__MATERIAL TO PROCESS__.
+-------+

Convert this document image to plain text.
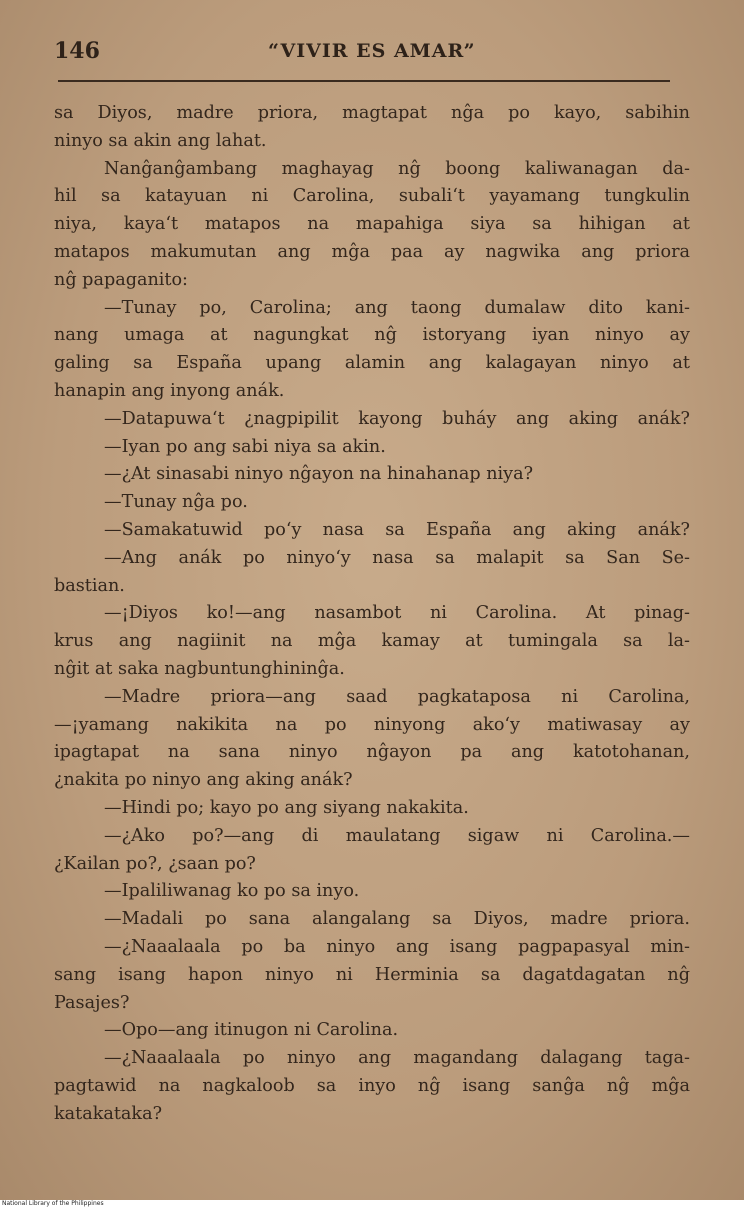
146	“VIVIR ES AMAR”
sa Diyos, madre priora, magtapat nĝa po kayo, sabihin
ninyo sa akin ang lahat.
Nanĝanĝambang maghayag nĝ boong kaliwanagan da-
hil sa katayuan ni Carolina, subali‘t yayamang tungkulin
niya, kaya‘t matapos na mapahiga siya sa hihigan at
matapos makumutan ang mĝa paa ay nagwika ang priora
nĝ papaganito:
—Tunay po, Carolina; ang taong dumalaw dito kani-
nang umaga at nagungkat nĝ istoryang iyan ninyo ay
galing sa España upang alamin ang kalagayan ninyo at
hanapin ang inyong anák.
—Datapuwa‘t ¿nagpipilit kayong buháy ang aking anák?
—Iyan po ang sabi niya sa akin.
—¿At sinasabi ninyo nĝayon na hinahanap niya?
—Tunay nĝa po.
—Samakatuwid po‘y nasa sa España ang aking anák?
—Ang anák po ninyo‘y nasa sa malapit sa San Se-
bastian.
—¡Diyos ko!—ang nasambot ni Carolina. At pinag-
krus ang nagiinit na mĝa kamay at tumingala sa la-
nĝit at saka nagbuntunghininĝa.
—Madre priora—ang saad pagkataposa ni Carolina,
—¡yamang nakikita na po ninyong ako‘y matiwasay ay
ipagtapat na sana ninyo nĝayon pa ang katotohanan,
¿nakita po ninyo ang aking anák?
—Hindi po; kayo po ang siyang nakakita.
—¿Ako po?—ang di maulatang sigaw ni Carolina.—
¿Kailan po?, ¿saan po?
—Ipaliliwanag ko po sa inyo.
—Madali po sana alangalang sa Diyos, madre priora.
—¿Naaalaala po ba ninyo ang isang pagpapasyal min-
sang isang hapon ninyo ni Herminia sa dagatdagatan nĝ
Pasajes?
—Opo—ang itinugon ni Carolina.
—¿Naaalaala po ninyo ang magandang dalagang taga-
pagtawid na nagkaloob sa inyo nĝ isang sanĝa nĝ mĝa
katakataka?
National Library of the Philippines
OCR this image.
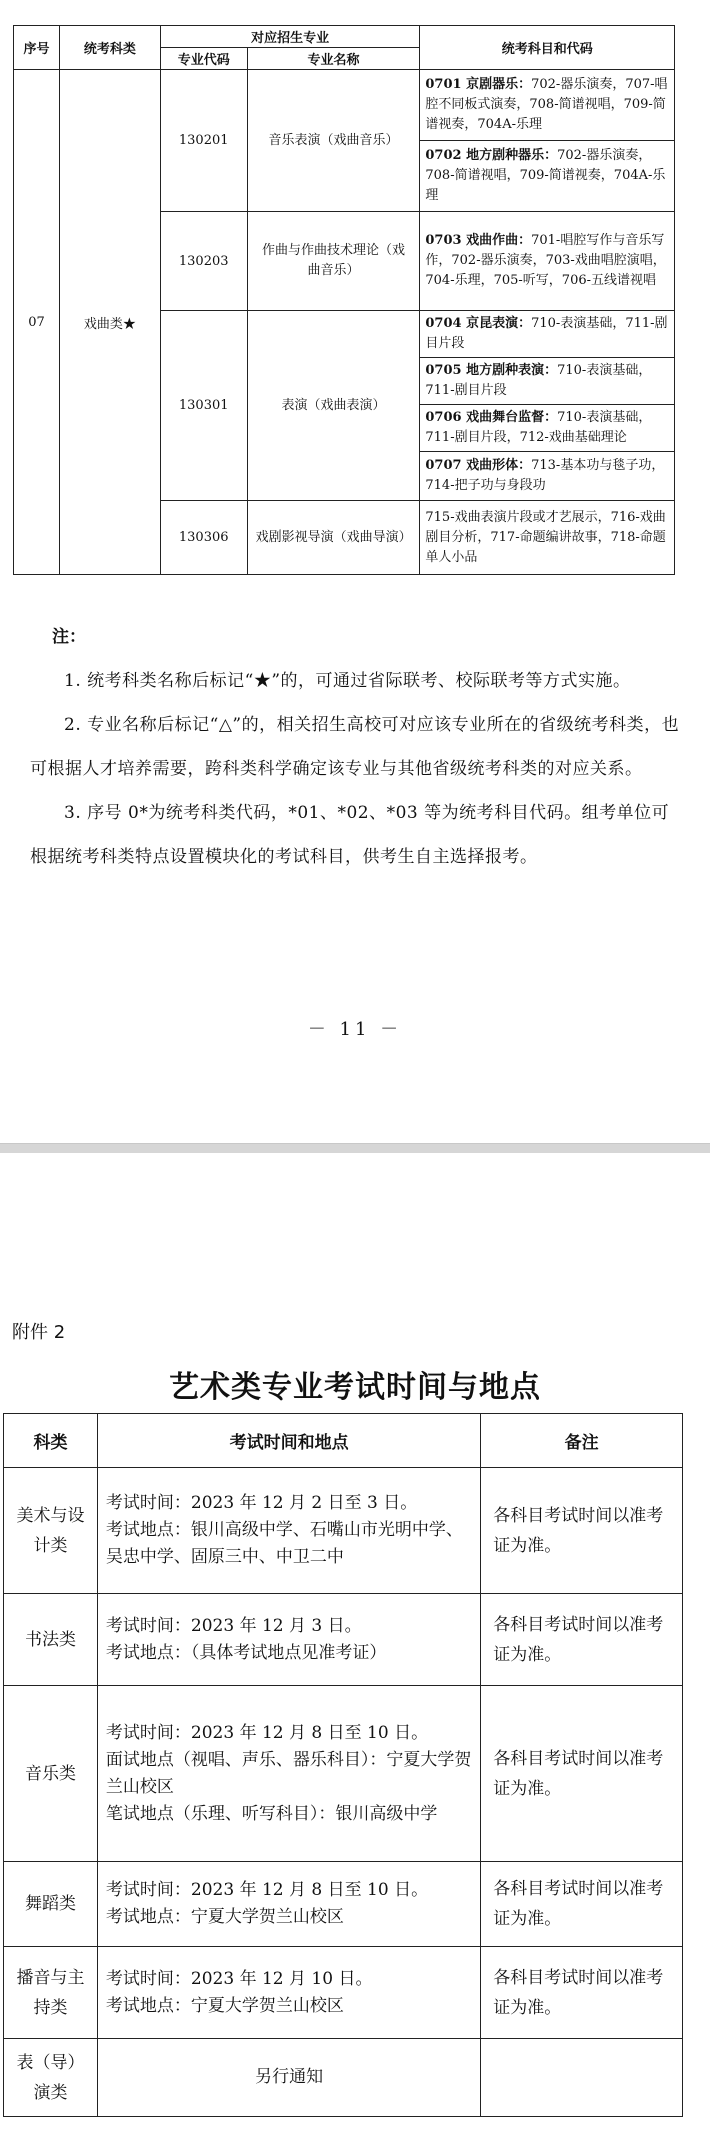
序号	统考科类	对应招生专业		统考科目和代码
		专业代码	专业名称	
07	戏曲类★	130201	音乐表演（戏曲音乐）	0701 京剧器乐：702-器乐演奏，707-唱腔不同板式演奏，708-简谱视唱，709-简谱视奏，704A-乐理
				0702 地方剧种器乐：702-器乐演奏，708-简谱视唱，709-简谱视奏，704A-乐理
		130203	作曲与作曲技术理论（戏曲音乐）	0703 戏曲作曲：701-唱腔写作与音乐写作，702-器乐演奏，703-戏曲唱腔演唱，704-乐理，705-听写，706-五线谱视唱
		130301	表演（戏曲表演）	0704 京昆表演：710-表演基础，711-剧目片段
				0705 地方剧种表演：710-表演基础，711-剧目片段
				0706 戏曲舞台监督：710-表演基础，711-剧目片段，712-戏曲基础理论
				0707 戏曲形体：713-基本功与毯子功，714-把子功与身段功
		130306	戏剧影视导演（戏曲导演）	715-戏曲表演片段或才艺展示，716-戏曲剧目分析，717-命题编讲故事，718-命题单人小品
注：

1. 统考科类名称后标记“★”的，可通过省际联考、校际联考等方式实施。

2. 专业名称后标记“△”的，相关招生高校可对应该专业所在的省级统考科类，也可根据人才培养需要，跨科类科学确定该专业与其他省级统考科类的对应关系。

3. 序号 0*为统考科类代码，*01、*02、*03 等为统考科目代码。组考单位可根据统考科类特点设置模块化的考试科目，供考生自主选择报考。

－ 11 －
附件 2
艺术类专业考试时间与地点
科类	考试时间和地点	备注
美术与设计类	考试时间：2023 年 12 月 2 日至 3 日。
考试地点：银川高级中学、石嘴山市光明中学、吴忠中学、固原三中、中卫二中	各科目考试时间以准考证为准。
书法类	考试时间：2023 年 12 月 3 日。
考试地点：（具体考试地点见准考证）	各科目考试时间以准考证为准。
音乐类	考试时间：2023 年 12 月 8 日至 10 日。
面试地点（视唱、声乐、器乐科目）：宁夏大学贺兰山校区
笔试地点（乐理、听写科目）：银川高级中学	各科目考试时间以准考证为准。
舞蹈类	考试时间：2023 年 12 月 8 日至 10 日。
考试地点：宁夏大学贺兰山校区	各科目考试时间以准考证为准。
播音与主持类	考试时间：2023 年 12 月 10 日。
考试地点：宁夏大学贺兰山校区	各科目考试时间以准考证为准。
表（导）演类	另行通知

+-------+

__WRITTEN REQUEST__. Pick out every line with the string "各科目考试时间以准考证为准" and copy it.

__PROBLEM SOLUTION__.
考试地点：银川高级中学、石嘴山市光明中学、吴忠中学、固原三中、中卫二中	各科目考试时间以准考证为准。
考试地点：（具体考试地点见准考证）	各科目考试时间以准考证为准。
笔试地点（乐理、听写科目）：银川高级中学	各科目考试时间以准考证为准。
考试地点：宁夏大学贺兰山校区	各科目考试时间以准考证为准。
考试地点：宁夏大学贺兰山校区	各科目考试时间以准考证为准。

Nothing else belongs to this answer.